═══ Supplied material

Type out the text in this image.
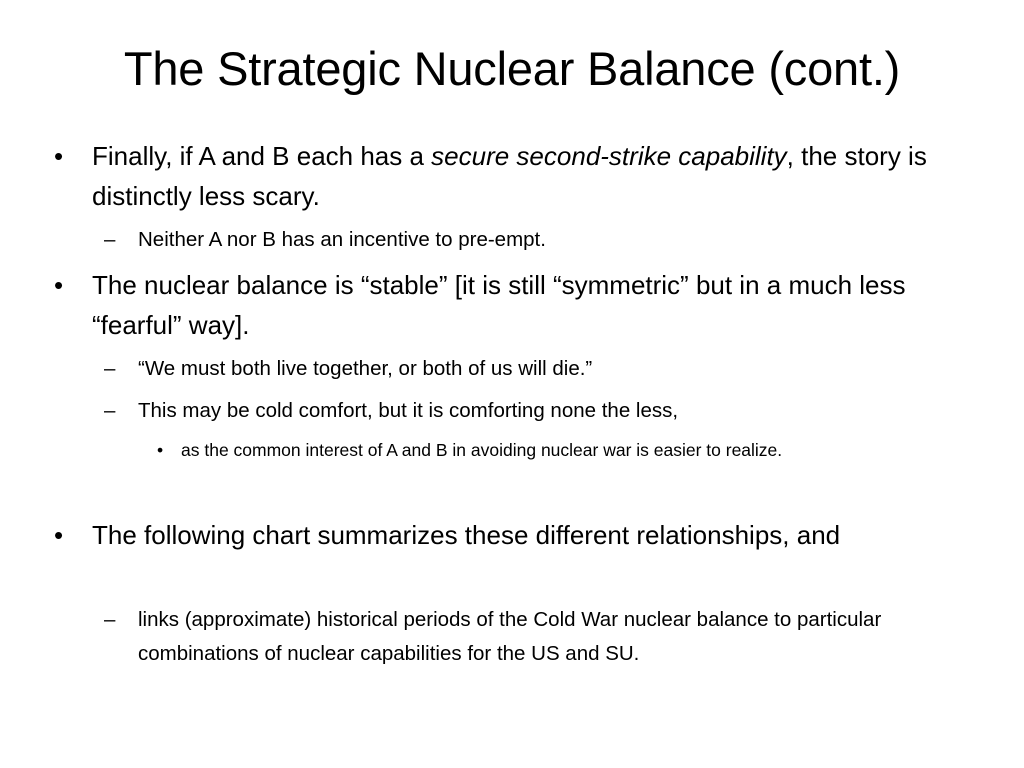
The Strategic Nuclear Balance (cont.)
• Finally, if A and B each has a secure second-strike capability, the story is distinctly less scary.
– Neither A nor B has an incentive to pre-empt.
• The nuclear balance is “stable” [it is still “symmetric” but in a much less “fearful” way].
– “We must both live together, or both of us will die.”
– This may be cold comfort, but it is comforting none the less,
• as the common interest of A and B in avoiding nuclear war is easier to realize.
• The following chart summarizes these different relationships, and
– links (approximate) historical periods of the Cold War nuclear balance to particular combinations of nuclear capabilities for the US and SU.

══════

All records must be output exactly as they are, except for the pictures, which are left out.

Type out the text in this image.
The Strategic Nuclear Balance (cont.)
• Finally, if A and B each has a secure second-strike capability, the story is distinctly less scary.
– Neither A nor B has an incentive to pre-empt.
• The nuclear balance is “stable” [it is still “symmetric” but in a much less “fearful” way].
– “We must both live together, or both of us will die.”
– This may be cold comfort, but it is comforting none the less,
• as the common interest of A and B in avoiding nuclear war is easier to realize.
• The following chart summarizes these different relationships, and
– links (approximate) historical periods of the Cold War nuclear balance to particular combinations of nuclear capabilities for the US and SU.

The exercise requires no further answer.